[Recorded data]

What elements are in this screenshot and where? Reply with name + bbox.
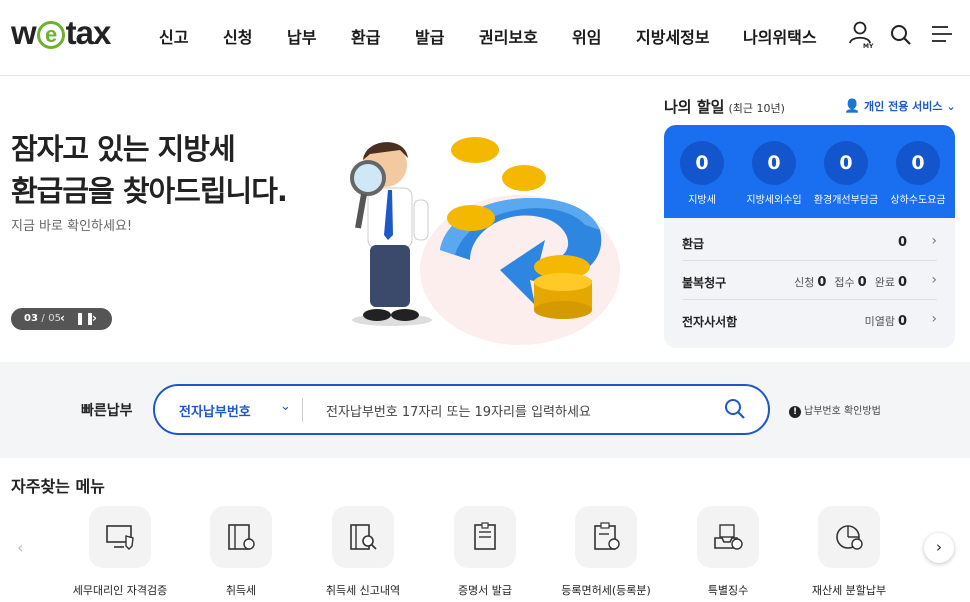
freq-item-agent-verify[interactable]: 세무대리인 자격검증 [60, 506, 180, 598]
monitor-shield-icon [89, 506, 151, 568]
site-header: w e tax 신고 신청 납부 환급 발급 권리보호 위임 지방세정보 나의위택스… [0, 0, 970, 76]
nav-item-refund[interactable]: 환급 [351, 24, 380, 48]
hero-subtitle: 지금 바로 확인하세요! [11, 219, 133, 234]
quick-pay-section: 빠른납부 전자납부번호 ⌄ 전자납부번호 17자리 또는 19자리를 입력하세요… [0, 362, 970, 458]
chevron-right-icon: › [931, 233, 937, 249]
person-icon: 👤 [844, 99, 861, 114]
freq-item-acquisition-report-history[interactable]: 취득세 신고내역 [303, 506, 423, 598]
nav-item-pay[interactable]: 납부 [287, 24, 316, 48]
freq-item-registration-license-tax[interactable]: 등록면허세(등록분) [546, 506, 666, 598]
nav-item-delegation[interactable]: 위임 [572, 24, 601, 48]
nav-item-apply[interactable]: 신청 [223, 24, 252, 48]
tasks-detail: 환급 0 › 불복청구 신청 0 접수 0 완료 0 › 전자사서함 미열람 0 › [664, 218, 955, 348]
nav-item-local-tax-info[interactable]: 지방세정보 [636, 24, 710, 48]
nav-item-rights[interactable]: 권리보호 [479, 24, 538, 48]
document-search-icon [332, 506, 394, 568]
stat-local-tax[interactable]: 0 지방세 [666, 141, 738, 206]
hero-illustration [330, 120, 630, 350]
next-slide-icon[interactable]: › [92, 311, 97, 325]
user-my-icon[interactable]: MY [848, 20, 874, 54]
mailbox-row[interactable]: 전자사서함 미열람 0 › [682, 300, 937, 339]
clipboard-tax-icon [575, 506, 637, 568]
banner-pager: 03 / 05 ‹ ❚❚ › [11, 308, 112, 330]
menu-icon[interactable] [931, 24, 953, 48]
page-indicator: 03 / 05 [24, 313, 61, 324]
refund-row[interactable]: 환급 0 › [682, 222, 937, 261]
building-tax-icon [210, 506, 272, 568]
search-icon[interactable] [724, 398, 746, 424]
freq-item-property-tax-installment[interactable]: 재산세 분할납부 [789, 506, 909, 598]
payment-number-input[interactable]: 전자납부번호 17자리 또는 19자리를 입력하세요 [326, 401, 591, 420]
stat-environment-charge[interactable]: 0 환경개선부담금 [810, 141, 882, 206]
pie-chart-icon [818, 506, 880, 568]
stat-water-bill[interactable]: 0 상하수도요금 [882, 141, 954, 206]
prev-slide-icon[interactable]: ‹ [60, 311, 65, 325]
stat-non-tax-revenue[interactable]: 0 지방세외수입 [738, 141, 810, 206]
chevron-right-icon: › [931, 311, 937, 327]
divider [302, 398, 303, 422]
hero-title: 잠자고 있는 지방세 환급금을 찾아드립니다. [11, 132, 288, 208]
certificate-icon [454, 506, 516, 568]
frequent-menu-title: 자주찾는 메뉴 [11, 477, 105, 496]
chevron-right-icon[interactable]: › [924, 533, 954, 563]
tasks-summary: 0 지방세 0 지방세외수입 0 환경개선부담금 0 상하수도요금 [664, 125, 955, 218]
my-tasks-title: 나의 할일 (최근 10년) [664, 98, 785, 116]
chevron-left-icon[interactable]: ‹ [17, 538, 23, 557]
nav-item-my-wetax[interactable]: 나의위택스 [743, 24, 817, 48]
tray-check-icon [697, 506, 759, 568]
personal-service-link[interactable]: 👤 개인 전용 서비스 ⌄ [844, 98, 956, 114]
quick-pay-form: 전자납부번호 ⌄ 전자납부번호 17자리 또는 19자리를 입력하세요 [153, 384, 770, 435]
freq-item-special-collection[interactable]: 특별징수 [668, 506, 788, 598]
freq-item-acquisition-tax[interactable]: 취득세 [181, 506, 301, 598]
chevron-down-icon[interactable]: ⌄ [280, 399, 291, 414]
nav-item-report[interactable]: 신고 [159, 24, 188, 48]
svg-text:MY: MY [863, 43, 874, 50]
payment-type-select[interactable]: 전자납부번호 [179, 401, 251, 420]
chevron-down-icon: ⌄ [946, 100, 956, 113]
info-icon: ! [789, 406, 801, 418]
nav-item-issue[interactable]: 발급 [415, 24, 444, 48]
wetax-logo[interactable]: w e tax [11, 14, 111, 52]
chevron-right-icon: › [931, 272, 937, 288]
search-icon[interactable] [889, 23, 913, 51]
freq-item-certificate-issue[interactable]: 증명서 발급 [425, 506, 545, 598]
payment-number-help-link[interactable]: ! 납부번호 확인방법 [789, 402, 881, 418]
complaint-row[interactable]: 불복청구 신청 0 접수 0 완료 0 › [682, 261, 937, 300]
quick-pay-label: 빠른납부 [81, 403, 133, 419]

## DIRECTIONS
Write out every line of the entries above word for word. Leave the picture out of your answer.

## OUTPUT OF THE EXERCISE
What elements are in this screenshot and where? Reply with name + bbox.
freq-item-agent-verify[interactable]: 세무대리인 자격검증 [60, 506, 180, 598]
monitor-shield-icon [89, 506, 151, 568]
site-header: w e tax 신고 신청 납부 환급 발급 권리보호 위임 지방세정보 나의위택스… [0, 0, 970, 76]
nav-item-refund[interactable]: 환급 [351, 24, 380, 48]
hero-subtitle: 지금 바로 확인하세요! [11, 219, 133, 234]
quick-pay-section: 빠른납부 전자납부번호 ⌄ 전자납부번호 17자리 또는 19자리를 입력하세요… [0, 362, 970, 458]
chevron-right-icon: › [931, 233, 937, 249]
person-icon: 👤 [844, 99, 861, 114]
freq-item-acquisition-report-history[interactable]: 취득세 신고내역 [303, 506, 423, 598]
nav-item-pay[interactable]: 납부 [287, 24, 316, 48]
freq-item-registration-license-tax[interactable]: 등록면허세(등록분) [546, 506, 666, 598]
nav-item-delegation[interactable]: 위임 [572, 24, 601, 48]
nav-item-apply[interactable]: 신청 [223, 24, 252, 48]
tasks-detail: 환급 0 › 불복청구 신청 0 접수 0 완료 0 › 전자사서함 미열람 0 › [664, 218, 955, 348]
nav-item-local-tax-info[interactable]: 지방세정보 [636, 24, 710, 48]
nav-item-rights[interactable]: 권리보호 [479, 24, 538, 48]
document-search-icon [332, 506, 394, 568]
stat-local-tax[interactable]: 0 지방세 [666, 141, 738, 206]
hero-illustration [330, 120, 630, 350]
next-slide-icon[interactable]: › [92, 311, 97, 325]
user-my-icon[interactable]: MY [848, 20, 874, 54]
mailbox-row[interactable]: 전자사서함 미열람 0 › [682, 300, 937, 339]
clipboard-tax-icon [575, 506, 637, 568]
banner-pager: 03 / 05 ‹ ❚❚ › [11, 308, 112, 330]
menu-icon[interactable] [931, 24, 953, 48]
page-indicator: 03 / 05 [24, 313, 61, 324]
refund-row[interactable]: 환급 0 › [682, 222, 937, 261]
building-tax-icon [210, 506, 272, 568]
search-icon[interactable] [724, 398, 746, 424]
freq-item-property-tax-installment[interactable]: 재산세 분할납부 [789, 506, 909, 598]
payment-number-input[interactable]: 전자납부번호 17자리 또는 19자리를 입력하세요 [326, 401, 591, 420]
stat-environment-charge[interactable]: 0 환경개선부담금 [810, 141, 882, 206]
pie-chart-icon [818, 506, 880, 568]
stat-water-bill[interactable]: 0 상하수도요금 [882, 141, 954, 206]
prev-slide-icon[interactable]: ‹ [60, 311, 65, 325]
stat-non-tax-revenue[interactable]: 0 지방세외수입 [738, 141, 810, 206]
chevron-right-icon: › [931, 311, 937, 327]
divider [302, 398, 303, 422]
hero-title: 잠자고 있는 지방세 환급금을 찾아드립니다. [11, 132, 288, 208]
certificate-icon [454, 506, 516, 568]
frequent-menu-title: 자주찾는 메뉴 [11, 477, 105, 496]
chevron-right-icon[interactable]: › [924, 533, 954, 563]
tasks-summary: 0 지방세 0 지방세외수입 0 환경개선부담금 0 상하수도요금 [664, 125, 955, 218]
my-tasks-title: 나의 할일 (최근 10년) [664, 98, 785, 116]
chevron-left-icon[interactable]: ‹ [17, 538, 23, 557]
nav-item-my-wetax[interactable]: 나의위택스 [743, 24, 817, 48]
tray-check-icon [697, 506, 759, 568]
personal-service-link[interactable]: 👤 개인 전용 서비스 ⌄ [844, 98, 956, 114]
quick-pay-form: 전자납부번호 ⌄ 전자납부번호 17자리 또는 19자리를 입력하세요 [153, 384, 770, 435]
freq-item-special-collection[interactable]: 특별징수 [668, 506, 788, 598]
freq-item-acquisition-tax[interactable]: 취득세 [181, 506, 301, 598]
chevron-down-icon[interactable]: ⌄ [280, 399, 291, 414]
nav-item-report[interactable]: 신고 [159, 24, 188, 48]
svg-text:MY: MY [863, 43, 874, 50]
payment-type-select[interactable]: 전자납부번호 [179, 401, 251, 420]
chevron-down-icon: ⌄ [946, 100, 956, 113]
info-icon: ! [789, 406, 801, 418]
nav-item-issue[interactable]: 발급 [415, 24, 444, 48]
wetax-logo[interactable]: w e tax [11, 14, 111, 52]
chevron-right-icon: › [931, 272, 937, 288]
search-icon[interactable] [889, 23, 913, 51]
freq-item-certificate-issue[interactable]: 증명서 발급 [425, 506, 545, 598]
payment-number-help-link[interactable]: ! 납부번호 확인방법 [789, 402, 881, 418]
complaint-row[interactable]: 불복청구 신청 0 접수 0 완료 0 › [682, 261, 937, 300]
quick-pay-label: 빠른납부 [81, 403, 133, 419]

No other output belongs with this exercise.